=== Text passage ===

Thanks for the grammar correction.
 

timchengyong

Member
Location
China
We indicated in one of your earlier inquiries, that your location in China may be affected by any number of Codes and Standards. This may also be affected by the location of the end-products installation.

A nameplate's markings may indicate an enclosures identification under multiple Standards, both US domestic or international.

For all practical purposes, a Type 7 enclosure is synonymous with explosionproof in US domestic applications. Some manufactures may use both marks. If "Type 7" and/or "explosion-proof" were the only markings, then the enclosure would only be suitable for indoor applications. However, additional "Type" markings, such as "3" or "4" may indicate the enclosure is also suitable for outdoor use.

"Ex" marks indicate an IEC or affiliated Standard has been used to evaluate the enclosure. (A US domestic enclosure for Article 505 use would be marked "AEx") Where they apply under certain ATEX rules, some manufactures may also apply descriptive use statements on their nameplates.
Thanks for your clear explanation! My another inquire is if end user can drill holes or change inside electrical components of an explosionproof enclosure without re-certificate?

===

Tasks to perform:
1. For each statement, decide whether the passage on enclosure markings supports it, and answer yes or no, quoting the words that settle it: (a) An enclosure marked only "Type 7" is suitable for outdoor use. (b) "Ex" marks show that an IEC or affiliated Standard was used to evaluate the enclosure. (c) Some manufacturers may put both the Type 7 and the explosionproof marks on an enclosure.
2. In the passage on enclosure markings, list every word or code set inside double quotation marks, in the order they appear.
3. Resume the passage on enclosure markings, starting right after its final sentence.
The records that follow come from a separate source.

=== Listed entries ===

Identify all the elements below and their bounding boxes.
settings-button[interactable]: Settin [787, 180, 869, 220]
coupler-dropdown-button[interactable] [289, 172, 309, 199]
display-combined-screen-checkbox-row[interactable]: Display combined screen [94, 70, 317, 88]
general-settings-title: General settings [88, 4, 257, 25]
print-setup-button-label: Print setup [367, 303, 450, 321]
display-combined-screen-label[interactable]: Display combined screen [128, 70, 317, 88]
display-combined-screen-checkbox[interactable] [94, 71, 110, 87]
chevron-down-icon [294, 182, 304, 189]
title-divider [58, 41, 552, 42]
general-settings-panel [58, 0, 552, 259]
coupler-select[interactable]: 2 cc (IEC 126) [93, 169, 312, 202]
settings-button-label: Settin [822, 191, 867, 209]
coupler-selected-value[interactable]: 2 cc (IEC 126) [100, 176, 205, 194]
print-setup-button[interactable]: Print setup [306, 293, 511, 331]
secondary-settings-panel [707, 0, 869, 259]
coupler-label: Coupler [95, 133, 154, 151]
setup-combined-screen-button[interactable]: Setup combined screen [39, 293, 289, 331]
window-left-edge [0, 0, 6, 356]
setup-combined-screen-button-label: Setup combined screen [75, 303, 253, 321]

===

Your written answers:
1.
(a) No: "If "Type 7" and/or "explosion-proof" were the only markings, then the enclosure would only be suitable for indoor applications."
(b) Yes: ""Ex" marks indicate an IEC or affiliated Standard has been used to evaluate the enclosure."
(c) Yes: "Some manufactures may use both marks."

2. Type 7, explosion-proof, Type, 3, 4, Ex, AEx

3.
timchengyong

Member
Location
China
Hello Timchen

The “X” designation in NEMA 7 Enclosures (or other NEMA Types) pertain to EXPLOSION PROOF.
Not all NEMA 7 designated Types are suitable for installations in explosive environment.

Peruse this following publication to get some ideas.
Also USA Standard differs from EU Standard in terms of Explosion Proof equipment suitability. The previous post pretty much explains it.

Logic dictates that whatever is good for higher protection is good for lower “minor protection”. The discretion on where to use each type depends on the discretion of the designing engineer.

Welcome to the Forum.

Thanks for your sharing!
 

rbalex

Moderator
Staff member
Location
Mission Viejo, CA
Occupation
Professional Electrical Engineer
Thanks for your clear explanation! My another inquire is if end user can drill holes or change inside electrical components of an explosionproof enclosure without re-certificate?
This answer is with respect to US domestic practices. The best assumption, without knowing all of the details of the enclosure and its contents is no.
 

timchengyong

Member
Location
China
This answer is with respect to US domestic practices. The best assumption, without knowing all of the details of the enclosure and its contents is no.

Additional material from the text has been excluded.